## Start
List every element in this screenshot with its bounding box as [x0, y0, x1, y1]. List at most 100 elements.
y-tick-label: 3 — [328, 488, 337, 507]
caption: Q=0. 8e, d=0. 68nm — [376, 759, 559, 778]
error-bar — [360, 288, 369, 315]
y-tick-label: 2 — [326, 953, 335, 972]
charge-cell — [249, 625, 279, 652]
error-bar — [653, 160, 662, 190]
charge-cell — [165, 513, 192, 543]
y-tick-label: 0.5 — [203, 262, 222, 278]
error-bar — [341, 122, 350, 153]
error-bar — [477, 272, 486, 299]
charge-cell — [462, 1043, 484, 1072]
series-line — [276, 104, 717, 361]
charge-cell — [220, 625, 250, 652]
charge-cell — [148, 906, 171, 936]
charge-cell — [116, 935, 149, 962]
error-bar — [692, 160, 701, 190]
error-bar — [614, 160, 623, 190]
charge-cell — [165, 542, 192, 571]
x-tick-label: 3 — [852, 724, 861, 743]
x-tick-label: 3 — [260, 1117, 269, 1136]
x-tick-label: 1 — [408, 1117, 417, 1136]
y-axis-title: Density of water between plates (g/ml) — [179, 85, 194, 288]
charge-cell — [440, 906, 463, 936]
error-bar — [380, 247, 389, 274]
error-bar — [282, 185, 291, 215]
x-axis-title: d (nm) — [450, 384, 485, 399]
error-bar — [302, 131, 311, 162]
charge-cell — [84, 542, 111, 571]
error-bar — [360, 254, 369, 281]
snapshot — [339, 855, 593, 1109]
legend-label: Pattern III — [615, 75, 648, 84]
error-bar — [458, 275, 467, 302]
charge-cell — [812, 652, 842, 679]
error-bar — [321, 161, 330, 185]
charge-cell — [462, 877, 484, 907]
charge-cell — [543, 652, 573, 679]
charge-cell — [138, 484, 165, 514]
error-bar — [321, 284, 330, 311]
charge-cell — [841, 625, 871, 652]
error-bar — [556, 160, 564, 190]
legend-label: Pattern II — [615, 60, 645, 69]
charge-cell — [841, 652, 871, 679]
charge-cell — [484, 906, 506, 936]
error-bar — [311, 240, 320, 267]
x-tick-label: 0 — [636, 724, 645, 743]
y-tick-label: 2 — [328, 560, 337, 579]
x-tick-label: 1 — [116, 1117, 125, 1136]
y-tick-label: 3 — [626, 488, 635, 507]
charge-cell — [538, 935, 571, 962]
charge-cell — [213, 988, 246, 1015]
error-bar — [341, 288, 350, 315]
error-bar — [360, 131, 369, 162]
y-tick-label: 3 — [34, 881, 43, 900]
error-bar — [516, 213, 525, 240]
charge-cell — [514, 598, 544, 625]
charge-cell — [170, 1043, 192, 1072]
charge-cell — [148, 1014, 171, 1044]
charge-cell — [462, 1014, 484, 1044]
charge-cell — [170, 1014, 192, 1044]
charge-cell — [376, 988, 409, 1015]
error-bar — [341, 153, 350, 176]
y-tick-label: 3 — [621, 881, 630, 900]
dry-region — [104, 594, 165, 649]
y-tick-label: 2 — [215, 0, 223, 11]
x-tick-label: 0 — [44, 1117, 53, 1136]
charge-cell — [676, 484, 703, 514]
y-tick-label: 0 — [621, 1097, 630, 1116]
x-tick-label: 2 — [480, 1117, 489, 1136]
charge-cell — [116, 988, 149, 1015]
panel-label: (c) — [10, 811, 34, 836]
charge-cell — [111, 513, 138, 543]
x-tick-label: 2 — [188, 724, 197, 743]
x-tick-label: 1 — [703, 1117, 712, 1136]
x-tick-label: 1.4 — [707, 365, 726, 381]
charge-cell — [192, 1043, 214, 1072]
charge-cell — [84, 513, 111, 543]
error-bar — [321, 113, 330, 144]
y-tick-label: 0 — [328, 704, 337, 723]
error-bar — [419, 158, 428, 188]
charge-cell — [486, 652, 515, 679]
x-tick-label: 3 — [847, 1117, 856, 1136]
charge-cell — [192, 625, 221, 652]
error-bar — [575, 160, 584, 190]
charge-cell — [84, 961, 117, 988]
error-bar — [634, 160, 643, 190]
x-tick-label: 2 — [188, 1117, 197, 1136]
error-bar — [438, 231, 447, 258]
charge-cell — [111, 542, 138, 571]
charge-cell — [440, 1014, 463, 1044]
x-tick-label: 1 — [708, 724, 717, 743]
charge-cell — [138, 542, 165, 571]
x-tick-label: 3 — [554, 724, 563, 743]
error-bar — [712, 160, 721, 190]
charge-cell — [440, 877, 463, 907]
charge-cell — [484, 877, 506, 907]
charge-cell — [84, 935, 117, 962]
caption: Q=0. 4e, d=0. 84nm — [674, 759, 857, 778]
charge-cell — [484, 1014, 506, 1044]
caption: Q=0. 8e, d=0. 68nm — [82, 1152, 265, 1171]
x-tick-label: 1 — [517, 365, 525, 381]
## End
Task:
Reproduce the entries above, from the very first line through the line that contains "y-tick-label: 0.5 — [203, 262, 222, 278]", including both ends and keeping every character unchanged.

Reply to the exercise:
List every element in this screenshot with its bounding box as [x0, y0, x1, y1]. List at most 100 elements.
y-tick-label: 3 — [328, 488, 337, 507]
caption: Q=0. 8e, d=0. 68nm — [376, 759, 559, 778]
error-bar — [360, 288, 369, 315]
y-tick-label: 2 — [326, 953, 335, 972]
charge-cell — [249, 625, 279, 652]
error-bar — [653, 160, 662, 190]
charge-cell — [165, 513, 192, 543]
y-tick-label: 0.5 — [203, 262, 222, 278]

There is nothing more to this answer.